Records from a data collection
##########

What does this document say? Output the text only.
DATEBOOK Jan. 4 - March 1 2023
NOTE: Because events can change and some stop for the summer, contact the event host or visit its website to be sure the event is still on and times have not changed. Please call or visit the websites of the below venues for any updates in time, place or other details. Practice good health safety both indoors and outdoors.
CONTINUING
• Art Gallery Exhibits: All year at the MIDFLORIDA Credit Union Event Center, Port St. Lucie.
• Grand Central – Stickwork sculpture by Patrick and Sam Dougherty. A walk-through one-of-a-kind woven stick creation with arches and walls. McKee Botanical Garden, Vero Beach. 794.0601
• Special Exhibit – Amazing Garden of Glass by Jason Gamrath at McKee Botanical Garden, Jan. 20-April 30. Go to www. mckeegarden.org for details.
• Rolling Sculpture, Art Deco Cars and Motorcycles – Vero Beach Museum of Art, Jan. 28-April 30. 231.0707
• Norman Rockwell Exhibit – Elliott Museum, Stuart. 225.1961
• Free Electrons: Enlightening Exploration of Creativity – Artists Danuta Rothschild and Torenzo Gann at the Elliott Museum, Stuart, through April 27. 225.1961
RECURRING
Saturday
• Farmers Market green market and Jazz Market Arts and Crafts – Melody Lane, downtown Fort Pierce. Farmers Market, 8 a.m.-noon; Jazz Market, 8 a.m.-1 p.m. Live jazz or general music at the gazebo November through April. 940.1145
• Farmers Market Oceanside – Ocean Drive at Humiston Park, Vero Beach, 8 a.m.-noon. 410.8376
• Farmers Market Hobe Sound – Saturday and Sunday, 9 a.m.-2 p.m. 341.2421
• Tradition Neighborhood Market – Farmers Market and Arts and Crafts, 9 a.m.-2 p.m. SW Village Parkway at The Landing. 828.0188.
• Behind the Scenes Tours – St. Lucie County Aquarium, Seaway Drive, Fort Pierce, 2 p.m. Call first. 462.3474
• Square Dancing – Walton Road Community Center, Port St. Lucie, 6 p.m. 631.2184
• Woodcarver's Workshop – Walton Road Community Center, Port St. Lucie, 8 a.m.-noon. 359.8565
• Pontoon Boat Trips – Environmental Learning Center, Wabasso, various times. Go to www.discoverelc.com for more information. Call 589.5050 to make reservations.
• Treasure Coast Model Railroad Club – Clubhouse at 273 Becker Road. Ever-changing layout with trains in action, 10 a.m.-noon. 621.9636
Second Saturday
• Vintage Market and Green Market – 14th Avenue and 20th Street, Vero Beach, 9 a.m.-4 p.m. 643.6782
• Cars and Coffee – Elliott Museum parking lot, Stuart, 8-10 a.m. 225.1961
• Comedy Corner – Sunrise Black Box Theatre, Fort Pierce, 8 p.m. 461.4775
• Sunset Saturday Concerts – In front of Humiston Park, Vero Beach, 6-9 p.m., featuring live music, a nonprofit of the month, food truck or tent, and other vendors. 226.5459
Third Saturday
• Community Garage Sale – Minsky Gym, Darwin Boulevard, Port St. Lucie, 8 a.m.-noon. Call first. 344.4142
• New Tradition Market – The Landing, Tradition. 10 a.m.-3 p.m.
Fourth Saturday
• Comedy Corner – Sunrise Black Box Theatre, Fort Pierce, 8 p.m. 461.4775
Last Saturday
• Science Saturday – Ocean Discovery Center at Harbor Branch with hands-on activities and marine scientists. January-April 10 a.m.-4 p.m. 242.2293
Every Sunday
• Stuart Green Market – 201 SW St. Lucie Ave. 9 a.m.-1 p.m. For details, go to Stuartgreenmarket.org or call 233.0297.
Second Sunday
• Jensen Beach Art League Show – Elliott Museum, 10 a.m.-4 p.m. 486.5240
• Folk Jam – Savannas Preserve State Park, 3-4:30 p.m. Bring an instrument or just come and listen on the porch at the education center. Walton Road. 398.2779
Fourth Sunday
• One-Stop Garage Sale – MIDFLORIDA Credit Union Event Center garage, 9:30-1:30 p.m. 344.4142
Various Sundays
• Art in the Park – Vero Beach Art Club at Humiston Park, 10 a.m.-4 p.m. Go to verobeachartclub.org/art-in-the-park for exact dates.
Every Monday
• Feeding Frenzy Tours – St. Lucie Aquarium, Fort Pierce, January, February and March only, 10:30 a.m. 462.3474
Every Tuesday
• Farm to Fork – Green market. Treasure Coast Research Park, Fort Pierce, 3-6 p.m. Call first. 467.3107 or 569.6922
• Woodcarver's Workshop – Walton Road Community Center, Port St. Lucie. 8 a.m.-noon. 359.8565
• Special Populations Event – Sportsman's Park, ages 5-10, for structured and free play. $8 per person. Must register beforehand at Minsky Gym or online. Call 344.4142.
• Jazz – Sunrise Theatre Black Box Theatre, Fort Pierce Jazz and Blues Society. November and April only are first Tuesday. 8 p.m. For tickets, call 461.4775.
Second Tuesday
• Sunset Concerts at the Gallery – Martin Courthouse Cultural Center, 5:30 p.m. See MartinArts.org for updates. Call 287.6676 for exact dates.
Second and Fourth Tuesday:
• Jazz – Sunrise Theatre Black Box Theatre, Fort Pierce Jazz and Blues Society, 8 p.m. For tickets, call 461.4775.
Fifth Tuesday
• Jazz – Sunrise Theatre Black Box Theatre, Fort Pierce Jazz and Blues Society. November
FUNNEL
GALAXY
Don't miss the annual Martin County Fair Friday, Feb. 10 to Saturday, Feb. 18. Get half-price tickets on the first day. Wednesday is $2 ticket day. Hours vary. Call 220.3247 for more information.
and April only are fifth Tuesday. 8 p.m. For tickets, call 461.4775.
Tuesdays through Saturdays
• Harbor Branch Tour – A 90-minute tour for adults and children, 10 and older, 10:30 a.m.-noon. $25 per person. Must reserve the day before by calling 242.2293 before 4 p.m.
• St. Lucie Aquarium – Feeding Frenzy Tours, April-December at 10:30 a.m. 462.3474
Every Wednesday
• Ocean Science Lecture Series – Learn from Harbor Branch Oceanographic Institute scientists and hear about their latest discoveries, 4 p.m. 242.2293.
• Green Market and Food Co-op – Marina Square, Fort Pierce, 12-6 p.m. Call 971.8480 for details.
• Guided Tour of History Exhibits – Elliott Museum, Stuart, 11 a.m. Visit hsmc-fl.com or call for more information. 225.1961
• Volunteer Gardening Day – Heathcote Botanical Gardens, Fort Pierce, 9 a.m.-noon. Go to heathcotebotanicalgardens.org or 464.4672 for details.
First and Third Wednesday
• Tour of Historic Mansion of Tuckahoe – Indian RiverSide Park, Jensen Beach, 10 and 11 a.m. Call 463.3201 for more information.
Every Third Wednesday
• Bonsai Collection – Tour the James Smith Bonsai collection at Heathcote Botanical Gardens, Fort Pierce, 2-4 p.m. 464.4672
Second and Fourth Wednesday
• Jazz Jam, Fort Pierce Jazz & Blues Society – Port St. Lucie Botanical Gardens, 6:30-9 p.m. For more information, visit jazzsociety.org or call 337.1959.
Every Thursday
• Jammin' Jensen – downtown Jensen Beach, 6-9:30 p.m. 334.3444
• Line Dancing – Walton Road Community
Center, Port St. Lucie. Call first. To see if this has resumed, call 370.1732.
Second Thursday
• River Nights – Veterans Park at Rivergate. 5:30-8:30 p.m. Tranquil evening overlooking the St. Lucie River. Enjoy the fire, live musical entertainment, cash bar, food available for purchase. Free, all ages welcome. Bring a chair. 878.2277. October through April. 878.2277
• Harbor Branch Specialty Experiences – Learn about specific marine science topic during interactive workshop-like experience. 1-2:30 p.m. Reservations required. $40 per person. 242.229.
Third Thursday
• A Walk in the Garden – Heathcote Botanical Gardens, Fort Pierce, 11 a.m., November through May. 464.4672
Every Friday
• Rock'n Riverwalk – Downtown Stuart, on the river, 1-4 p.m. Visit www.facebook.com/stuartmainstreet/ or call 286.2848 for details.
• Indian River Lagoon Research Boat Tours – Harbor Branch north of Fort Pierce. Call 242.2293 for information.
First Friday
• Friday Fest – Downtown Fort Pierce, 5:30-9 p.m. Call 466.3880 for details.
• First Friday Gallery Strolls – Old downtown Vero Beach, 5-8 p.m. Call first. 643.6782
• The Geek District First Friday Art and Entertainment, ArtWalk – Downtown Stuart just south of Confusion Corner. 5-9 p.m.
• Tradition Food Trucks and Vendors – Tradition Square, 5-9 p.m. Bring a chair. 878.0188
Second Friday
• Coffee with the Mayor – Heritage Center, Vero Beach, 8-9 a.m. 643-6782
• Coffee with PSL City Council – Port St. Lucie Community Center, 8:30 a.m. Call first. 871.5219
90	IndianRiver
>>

##########

Search the listing above for the string "details". Copy every line that contains it.

Exercise result:
NOTE: Because events can change and some stop for the summer, contact the event host or visit its website to be sure the event is still on and times have not changed. Please call or visit the websites of the below venues for any updates in time, place or other details. Practice good health safety both indoors and outdoors.
• Special Exhibit – Amazing Garden of Glass by Jason Gamrath at McKee Botanical Garden, Jan. 20-April 30. Go to www. mckeegarden.org for details.
• Stuart Green Market – 201 SW St. Lucie Ave. 9 a.m.-1 p.m. For details, go to Stuartgreenmarket.org or call 233.0297.
• Green Market and Food Co-op – Marina Square, Fort Pierce, 12-6 p.m. Call 971.8480 for details.
• Volunteer Gardening Day – Heathcote Botanical Gardens, Fort Pierce, 9 a.m.-noon. Go to heathcotebotanicalgardens.org or 464.4672 for details.
• Rock'n Riverwalk – Downtown Stuart, on the river, 1-4 p.m. Visit www.facebook.com/stuartmainstreet/ or call 286.2848 for details.
• Friday Fest – Downtown Fort Pierce, 5:30-9 p.m. Call 466.3880 for details.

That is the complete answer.